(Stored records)
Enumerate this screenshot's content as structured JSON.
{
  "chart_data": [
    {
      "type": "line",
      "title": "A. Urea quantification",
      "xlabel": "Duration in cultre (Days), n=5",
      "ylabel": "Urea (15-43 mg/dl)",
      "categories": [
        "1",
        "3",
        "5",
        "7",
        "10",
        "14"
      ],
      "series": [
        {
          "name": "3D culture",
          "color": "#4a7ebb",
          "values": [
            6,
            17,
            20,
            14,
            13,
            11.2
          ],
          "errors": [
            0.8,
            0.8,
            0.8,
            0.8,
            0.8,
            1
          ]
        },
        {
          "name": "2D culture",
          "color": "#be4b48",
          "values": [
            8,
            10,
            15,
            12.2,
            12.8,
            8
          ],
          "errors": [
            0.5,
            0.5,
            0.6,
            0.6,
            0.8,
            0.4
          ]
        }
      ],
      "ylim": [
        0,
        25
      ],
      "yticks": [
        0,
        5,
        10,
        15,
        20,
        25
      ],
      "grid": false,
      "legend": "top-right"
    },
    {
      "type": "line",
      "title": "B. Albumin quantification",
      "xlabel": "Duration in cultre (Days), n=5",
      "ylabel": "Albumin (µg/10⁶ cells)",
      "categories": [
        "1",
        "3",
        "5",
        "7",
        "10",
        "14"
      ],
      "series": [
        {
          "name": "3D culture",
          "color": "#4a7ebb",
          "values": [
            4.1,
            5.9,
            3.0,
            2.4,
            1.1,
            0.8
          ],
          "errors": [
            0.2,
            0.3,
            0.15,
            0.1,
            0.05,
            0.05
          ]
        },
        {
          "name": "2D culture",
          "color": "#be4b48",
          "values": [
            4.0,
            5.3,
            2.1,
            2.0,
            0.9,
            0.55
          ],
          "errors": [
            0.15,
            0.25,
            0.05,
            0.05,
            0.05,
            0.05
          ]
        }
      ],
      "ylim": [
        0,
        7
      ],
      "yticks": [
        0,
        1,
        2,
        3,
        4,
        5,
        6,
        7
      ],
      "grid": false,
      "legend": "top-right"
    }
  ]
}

> **What the exercise asks**:
Beginning with the first line and ending with the last, restate the data word for word.

> **The completed task**:
Enumerate this screenshot's content as structured JSON.
{
  "chart_data": [
    {
      "type": "line",
      "title": "A. Urea quantification",
      "xlabel": "Duration in cultre (Days), n=5",
      "ylabel": "Urea (15-43 mg/dl)",
      "categories": [
        "1",
        "3",
        "5",
        "7",
        "10",
        "14"
      ],
      "series": [
        {
          "name": "3D culture",
          "color": "#4a7ebb",
          "values": [
            6,
            17,
            20,
            14,
            13,
            11.2
          ],
          "errors": [
            0.8,
            0.8,
            0.8,
            0.8,
            0.8,
            1
          ]
        },
        {
          "name": "2D culture",
          "color": "#be4b48",
          "values": [
            8,
            10,
            15,
            12.2,
            12.8,
            8
          ],
          "errors": [
            0.5,
            0.5,
            0.6,
            0.6,
            0.8,
            0.4
          ]
        }
      ],
      "ylim": [
        0,
        25
      ],
      "yticks": [
        0,
        5,
        10,
        15,
        20,
        25
      ],
      "grid": false,
      "legend": "top-right"
    },
    {
      "type": "line",
      "title": "B. Albumin quantification",
      "xlabel": "Duration in cultre (Days), n=5",
      "ylabel": "Albumin (µg/10⁶ cells)",
      "categories": [
        "1",
        "3",
        "5",
        "7",
        "10",
        "14"
      ],
      "series": [
        {
          "name": "3D culture",
          "color": "#4a7ebb",
          "values": [
            4.1,
            5.9,
            3.0,
            2.4,
            1.1,
            0.8
          ],
          "errors": [
            0.2,
            0.3,
            0.15,
            0.1,
            0.05,
            0.05
          ]
        },
        {
          "name": "2D culture",
          "color": "#be4b48",
          "values": [
            4.0,
            5.3,
            2.1,
            2.0,
            0.9,
            0.55
          ],
          "errors": [
            0.15,
            0.25,
            0.05,
            0.05,
            0.05,
            0.05
          ]
        }
      ],
      "ylim": [
        0,
        7
      ],
      "yticks": [
        0,
        1,
        2,
        3,
        4,
        5,
        6,
        7
      ],
      "grid": false,
      "legend": "top-right"
    }
  ]
}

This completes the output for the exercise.